> [INFORMATION SUPPLIED]
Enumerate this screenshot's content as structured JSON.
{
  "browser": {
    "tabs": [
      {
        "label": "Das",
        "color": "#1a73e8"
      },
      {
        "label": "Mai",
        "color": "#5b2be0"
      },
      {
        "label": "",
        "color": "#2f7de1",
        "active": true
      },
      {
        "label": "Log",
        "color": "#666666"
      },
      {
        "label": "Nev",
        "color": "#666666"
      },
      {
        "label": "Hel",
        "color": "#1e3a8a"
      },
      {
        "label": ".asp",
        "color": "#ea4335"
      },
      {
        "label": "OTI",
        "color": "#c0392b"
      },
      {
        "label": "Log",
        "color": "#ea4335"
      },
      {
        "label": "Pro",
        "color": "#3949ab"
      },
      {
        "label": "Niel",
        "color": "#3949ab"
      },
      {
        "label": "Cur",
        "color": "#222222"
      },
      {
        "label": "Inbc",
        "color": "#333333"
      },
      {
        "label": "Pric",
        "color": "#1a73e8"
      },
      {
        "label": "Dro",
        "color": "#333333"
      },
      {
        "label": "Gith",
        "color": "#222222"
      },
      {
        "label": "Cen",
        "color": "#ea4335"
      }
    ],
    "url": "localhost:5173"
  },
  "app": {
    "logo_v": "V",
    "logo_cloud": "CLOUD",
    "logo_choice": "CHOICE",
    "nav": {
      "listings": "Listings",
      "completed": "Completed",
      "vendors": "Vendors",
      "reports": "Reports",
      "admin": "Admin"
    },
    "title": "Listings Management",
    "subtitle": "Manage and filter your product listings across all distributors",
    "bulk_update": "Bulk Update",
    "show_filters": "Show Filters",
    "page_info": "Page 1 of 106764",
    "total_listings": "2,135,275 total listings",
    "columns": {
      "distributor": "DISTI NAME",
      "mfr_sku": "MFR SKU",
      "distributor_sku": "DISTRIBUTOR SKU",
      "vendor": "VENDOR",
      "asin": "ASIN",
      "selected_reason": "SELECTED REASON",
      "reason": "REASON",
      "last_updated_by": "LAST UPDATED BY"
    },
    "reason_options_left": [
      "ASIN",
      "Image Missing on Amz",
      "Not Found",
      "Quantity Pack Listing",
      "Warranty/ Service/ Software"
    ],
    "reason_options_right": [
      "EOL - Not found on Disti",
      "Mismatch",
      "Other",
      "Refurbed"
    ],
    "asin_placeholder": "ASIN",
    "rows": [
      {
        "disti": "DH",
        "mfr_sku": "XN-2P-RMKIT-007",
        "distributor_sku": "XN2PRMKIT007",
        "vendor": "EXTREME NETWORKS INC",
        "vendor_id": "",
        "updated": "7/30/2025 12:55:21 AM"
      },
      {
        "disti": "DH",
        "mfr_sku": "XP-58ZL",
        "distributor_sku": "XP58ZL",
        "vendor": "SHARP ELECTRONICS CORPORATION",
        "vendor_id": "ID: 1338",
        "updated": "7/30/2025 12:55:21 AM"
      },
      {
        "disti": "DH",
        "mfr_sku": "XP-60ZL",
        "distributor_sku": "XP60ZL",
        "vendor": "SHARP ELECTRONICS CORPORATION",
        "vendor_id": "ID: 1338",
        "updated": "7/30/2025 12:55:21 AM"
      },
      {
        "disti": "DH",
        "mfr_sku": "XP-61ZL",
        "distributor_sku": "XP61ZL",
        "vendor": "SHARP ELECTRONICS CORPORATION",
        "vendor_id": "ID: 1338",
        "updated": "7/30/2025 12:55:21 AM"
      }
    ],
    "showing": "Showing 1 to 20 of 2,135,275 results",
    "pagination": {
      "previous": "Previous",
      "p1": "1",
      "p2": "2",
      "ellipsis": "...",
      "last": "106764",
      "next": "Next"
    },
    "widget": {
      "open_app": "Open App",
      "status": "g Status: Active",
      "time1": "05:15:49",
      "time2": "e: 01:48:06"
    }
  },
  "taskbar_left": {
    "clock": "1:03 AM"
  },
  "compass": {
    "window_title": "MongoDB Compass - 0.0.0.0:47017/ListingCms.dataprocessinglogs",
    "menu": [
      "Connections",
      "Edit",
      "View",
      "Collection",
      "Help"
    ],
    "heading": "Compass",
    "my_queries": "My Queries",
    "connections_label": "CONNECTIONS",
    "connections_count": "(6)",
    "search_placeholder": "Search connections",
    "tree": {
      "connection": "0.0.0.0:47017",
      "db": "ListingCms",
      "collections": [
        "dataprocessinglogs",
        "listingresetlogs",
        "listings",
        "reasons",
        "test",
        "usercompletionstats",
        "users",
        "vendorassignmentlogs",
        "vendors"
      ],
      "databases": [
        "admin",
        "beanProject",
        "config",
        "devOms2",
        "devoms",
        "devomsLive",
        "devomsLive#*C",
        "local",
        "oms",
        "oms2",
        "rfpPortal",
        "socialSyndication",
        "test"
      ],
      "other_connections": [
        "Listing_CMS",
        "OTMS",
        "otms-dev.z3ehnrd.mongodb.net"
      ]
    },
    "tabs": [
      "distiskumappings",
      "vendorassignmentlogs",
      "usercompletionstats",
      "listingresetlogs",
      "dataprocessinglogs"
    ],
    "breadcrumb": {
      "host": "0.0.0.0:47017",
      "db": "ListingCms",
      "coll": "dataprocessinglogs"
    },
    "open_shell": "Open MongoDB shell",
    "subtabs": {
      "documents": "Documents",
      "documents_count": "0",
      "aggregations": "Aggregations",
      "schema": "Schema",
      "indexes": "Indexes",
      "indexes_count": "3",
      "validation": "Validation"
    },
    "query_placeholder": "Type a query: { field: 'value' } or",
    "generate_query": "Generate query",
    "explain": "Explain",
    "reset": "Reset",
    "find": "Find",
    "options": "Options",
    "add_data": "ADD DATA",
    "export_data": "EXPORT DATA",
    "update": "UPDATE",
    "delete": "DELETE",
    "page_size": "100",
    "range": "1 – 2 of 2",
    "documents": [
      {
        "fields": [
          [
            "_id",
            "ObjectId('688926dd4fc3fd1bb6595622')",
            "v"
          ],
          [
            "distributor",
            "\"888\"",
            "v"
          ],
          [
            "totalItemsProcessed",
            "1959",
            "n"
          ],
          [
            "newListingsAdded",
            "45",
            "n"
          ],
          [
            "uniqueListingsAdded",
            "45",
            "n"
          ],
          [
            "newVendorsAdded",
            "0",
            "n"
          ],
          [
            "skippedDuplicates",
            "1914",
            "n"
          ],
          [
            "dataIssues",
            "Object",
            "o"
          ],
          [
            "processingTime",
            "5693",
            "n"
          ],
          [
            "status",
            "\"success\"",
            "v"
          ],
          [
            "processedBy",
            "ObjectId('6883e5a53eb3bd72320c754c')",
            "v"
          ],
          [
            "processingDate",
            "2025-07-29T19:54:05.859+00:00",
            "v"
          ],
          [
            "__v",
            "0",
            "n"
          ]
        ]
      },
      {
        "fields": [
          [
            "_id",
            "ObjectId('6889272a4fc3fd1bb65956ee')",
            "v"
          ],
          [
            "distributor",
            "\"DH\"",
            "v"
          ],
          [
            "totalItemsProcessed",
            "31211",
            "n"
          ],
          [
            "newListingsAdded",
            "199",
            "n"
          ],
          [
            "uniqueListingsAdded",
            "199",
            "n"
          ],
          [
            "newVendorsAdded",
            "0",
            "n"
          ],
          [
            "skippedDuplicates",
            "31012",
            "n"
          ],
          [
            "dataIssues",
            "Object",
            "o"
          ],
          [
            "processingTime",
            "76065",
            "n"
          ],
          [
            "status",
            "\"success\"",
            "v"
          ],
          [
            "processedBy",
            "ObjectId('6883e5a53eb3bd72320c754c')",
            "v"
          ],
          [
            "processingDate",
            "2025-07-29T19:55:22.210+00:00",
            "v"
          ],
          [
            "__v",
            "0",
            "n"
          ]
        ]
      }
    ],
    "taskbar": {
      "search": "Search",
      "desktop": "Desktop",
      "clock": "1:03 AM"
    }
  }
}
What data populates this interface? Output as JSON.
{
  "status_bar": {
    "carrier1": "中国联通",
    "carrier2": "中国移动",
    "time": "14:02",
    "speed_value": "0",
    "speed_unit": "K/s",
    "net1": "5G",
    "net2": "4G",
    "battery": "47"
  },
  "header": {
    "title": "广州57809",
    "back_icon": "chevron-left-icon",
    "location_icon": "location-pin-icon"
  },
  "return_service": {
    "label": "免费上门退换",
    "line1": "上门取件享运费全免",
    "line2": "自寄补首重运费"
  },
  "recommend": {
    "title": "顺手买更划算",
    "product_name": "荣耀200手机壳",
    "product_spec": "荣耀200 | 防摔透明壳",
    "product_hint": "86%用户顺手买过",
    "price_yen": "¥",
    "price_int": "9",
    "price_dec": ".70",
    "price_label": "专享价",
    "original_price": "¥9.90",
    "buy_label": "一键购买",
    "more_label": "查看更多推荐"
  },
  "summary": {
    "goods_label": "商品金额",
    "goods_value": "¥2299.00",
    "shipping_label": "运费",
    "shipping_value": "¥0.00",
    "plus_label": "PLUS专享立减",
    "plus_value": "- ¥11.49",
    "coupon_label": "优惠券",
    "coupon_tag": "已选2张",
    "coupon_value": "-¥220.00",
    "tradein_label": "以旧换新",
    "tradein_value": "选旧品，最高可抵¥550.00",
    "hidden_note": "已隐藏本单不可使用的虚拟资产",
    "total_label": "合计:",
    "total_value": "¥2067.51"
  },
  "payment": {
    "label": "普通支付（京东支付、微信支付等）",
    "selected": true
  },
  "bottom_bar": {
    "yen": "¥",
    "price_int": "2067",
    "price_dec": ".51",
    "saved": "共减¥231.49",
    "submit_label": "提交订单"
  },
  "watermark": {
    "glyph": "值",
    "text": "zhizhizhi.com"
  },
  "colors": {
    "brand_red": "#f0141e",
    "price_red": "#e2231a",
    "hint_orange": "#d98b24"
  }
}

> [TASK GOAL] Give the number of lines in the records that contain the string "ASIN", and nothing besides.

> [TASK RESPONSE] 3